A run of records
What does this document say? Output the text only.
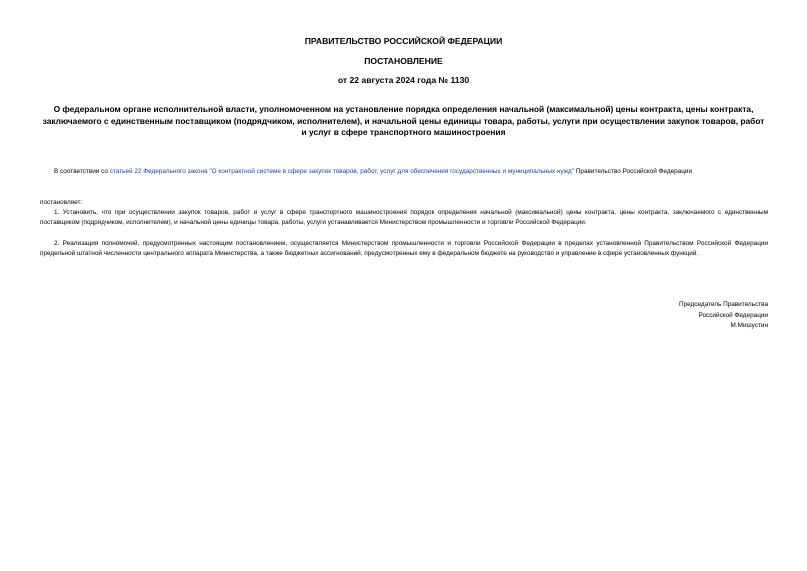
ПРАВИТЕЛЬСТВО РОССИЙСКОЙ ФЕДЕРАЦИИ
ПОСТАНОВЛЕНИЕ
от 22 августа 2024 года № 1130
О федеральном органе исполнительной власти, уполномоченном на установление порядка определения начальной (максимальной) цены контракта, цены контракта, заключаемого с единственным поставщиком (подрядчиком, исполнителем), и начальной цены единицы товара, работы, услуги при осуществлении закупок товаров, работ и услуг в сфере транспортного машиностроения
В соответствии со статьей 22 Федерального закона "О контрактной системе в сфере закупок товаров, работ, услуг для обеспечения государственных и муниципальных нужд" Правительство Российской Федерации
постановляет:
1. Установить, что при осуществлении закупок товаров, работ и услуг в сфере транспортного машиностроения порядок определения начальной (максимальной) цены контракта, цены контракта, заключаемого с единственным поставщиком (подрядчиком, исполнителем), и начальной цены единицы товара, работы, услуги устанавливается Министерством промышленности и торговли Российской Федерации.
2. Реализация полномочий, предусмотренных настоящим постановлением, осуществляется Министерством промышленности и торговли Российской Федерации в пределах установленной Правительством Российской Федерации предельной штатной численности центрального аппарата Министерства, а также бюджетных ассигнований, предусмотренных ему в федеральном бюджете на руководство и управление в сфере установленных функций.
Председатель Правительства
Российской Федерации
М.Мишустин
...
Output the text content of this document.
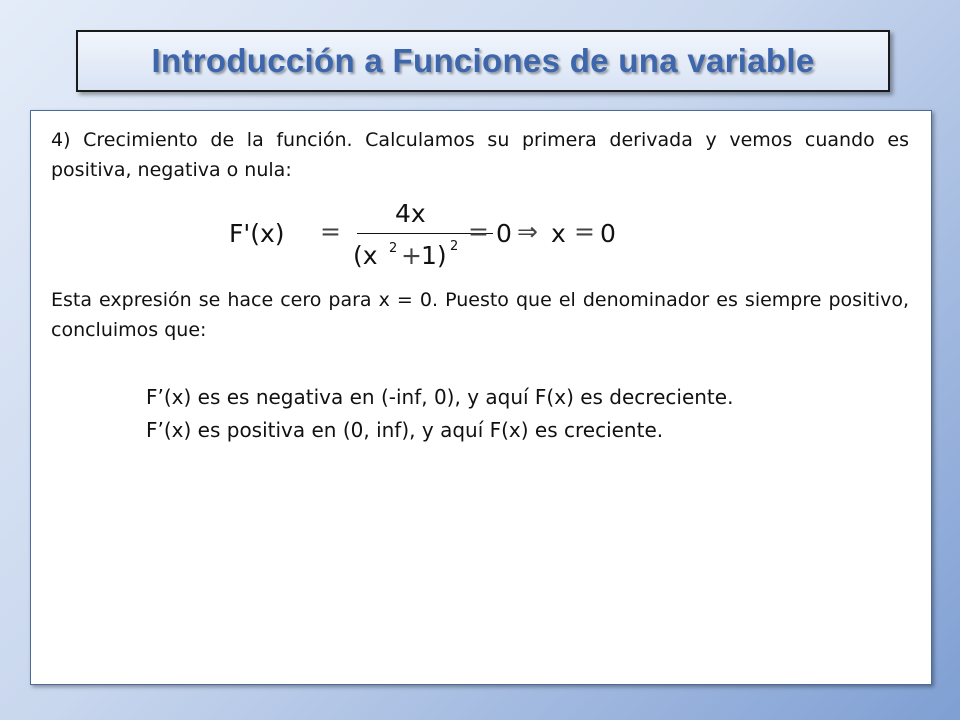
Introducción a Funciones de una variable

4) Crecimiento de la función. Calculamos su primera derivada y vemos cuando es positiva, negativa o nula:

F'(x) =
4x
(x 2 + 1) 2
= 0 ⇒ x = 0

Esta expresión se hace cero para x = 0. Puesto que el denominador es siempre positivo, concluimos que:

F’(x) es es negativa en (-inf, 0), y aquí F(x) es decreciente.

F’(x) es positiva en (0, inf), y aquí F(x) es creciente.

▸ **What you need to do**
Provide solely the number of lines in the data that include the word "Output".

▸ **Worked answer**
2